# Problem statement:
Repeat all of the material exactly as given.

─── Provided data ───

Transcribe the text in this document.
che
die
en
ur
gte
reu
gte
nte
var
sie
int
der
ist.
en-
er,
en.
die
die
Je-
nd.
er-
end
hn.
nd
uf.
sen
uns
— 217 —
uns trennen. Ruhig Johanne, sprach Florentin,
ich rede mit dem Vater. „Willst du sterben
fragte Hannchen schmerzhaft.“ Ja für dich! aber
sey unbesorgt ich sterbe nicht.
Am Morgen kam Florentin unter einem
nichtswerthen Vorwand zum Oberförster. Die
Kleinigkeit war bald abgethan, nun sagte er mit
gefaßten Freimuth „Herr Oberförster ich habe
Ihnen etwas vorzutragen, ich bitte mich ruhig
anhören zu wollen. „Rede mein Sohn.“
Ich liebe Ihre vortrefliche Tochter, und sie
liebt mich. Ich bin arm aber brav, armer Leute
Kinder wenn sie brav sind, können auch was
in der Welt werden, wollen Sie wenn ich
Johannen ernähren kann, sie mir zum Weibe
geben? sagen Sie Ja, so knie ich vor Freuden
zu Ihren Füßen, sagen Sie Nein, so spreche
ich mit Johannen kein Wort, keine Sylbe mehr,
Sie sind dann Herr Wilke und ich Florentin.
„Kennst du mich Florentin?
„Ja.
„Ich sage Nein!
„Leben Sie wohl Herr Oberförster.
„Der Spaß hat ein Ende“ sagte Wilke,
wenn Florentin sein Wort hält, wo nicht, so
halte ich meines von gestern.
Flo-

───

# Complete answer:
Transcribe the text in this document.
che
die
en
ur
gte
reu
gte
nte
var
sie
int
der
ist.
en-
er,
en.
die
die
Je-
nd.
er-
end
hn.
nd
uf.
sen
uns
— 217 —
uns trennen. Ruhig Johanne, sprach Florentin,
ich rede mit dem Vater. „Willst du sterben
fragte Hannchen schmerzhaft.“ Ja für dich! aber
sey unbesorgt ich sterbe nicht.
Am Morgen kam Florentin unter einem
nichtswerthen Vorwand zum Oberförster. Die
Kleinigkeit war bald abgethan, nun sagte er mit
gefaßten Freimuth „Herr Oberförster ich habe
Ihnen etwas vorzutragen, ich bitte mich ruhig
anhören zu wollen. „Rede mein Sohn.“
Ich liebe Ihre vortrefliche Tochter, und sie
liebt mich. Ich bin arm aber brav, armer Leute
Kinder wenn sie brav sind, können auch was
in der Welt werden, wollen Sie wenn ich
Johannen ernähren kann, sie mir zum Weibe
geben? sagen Sie Ja, so knie ich vor Freuden
zu Ihren Füßen, sagen Sie Nein, so spreche
ich mit Johannen kein Wort, keine Sylbe mehr,
Sie sind dann Herr Wilke und ich Florentin.
„Kennst du mich Florentin?
„Ja.
„Ich sage Nein!
„Leben Sie wohl Herr Oberförster.
„Der Spaß hat ein Ende“ sagte Wilke,
wenn Florentin sein Wort hält, wo nicht, so
halte ich meines von gestern.
Flo-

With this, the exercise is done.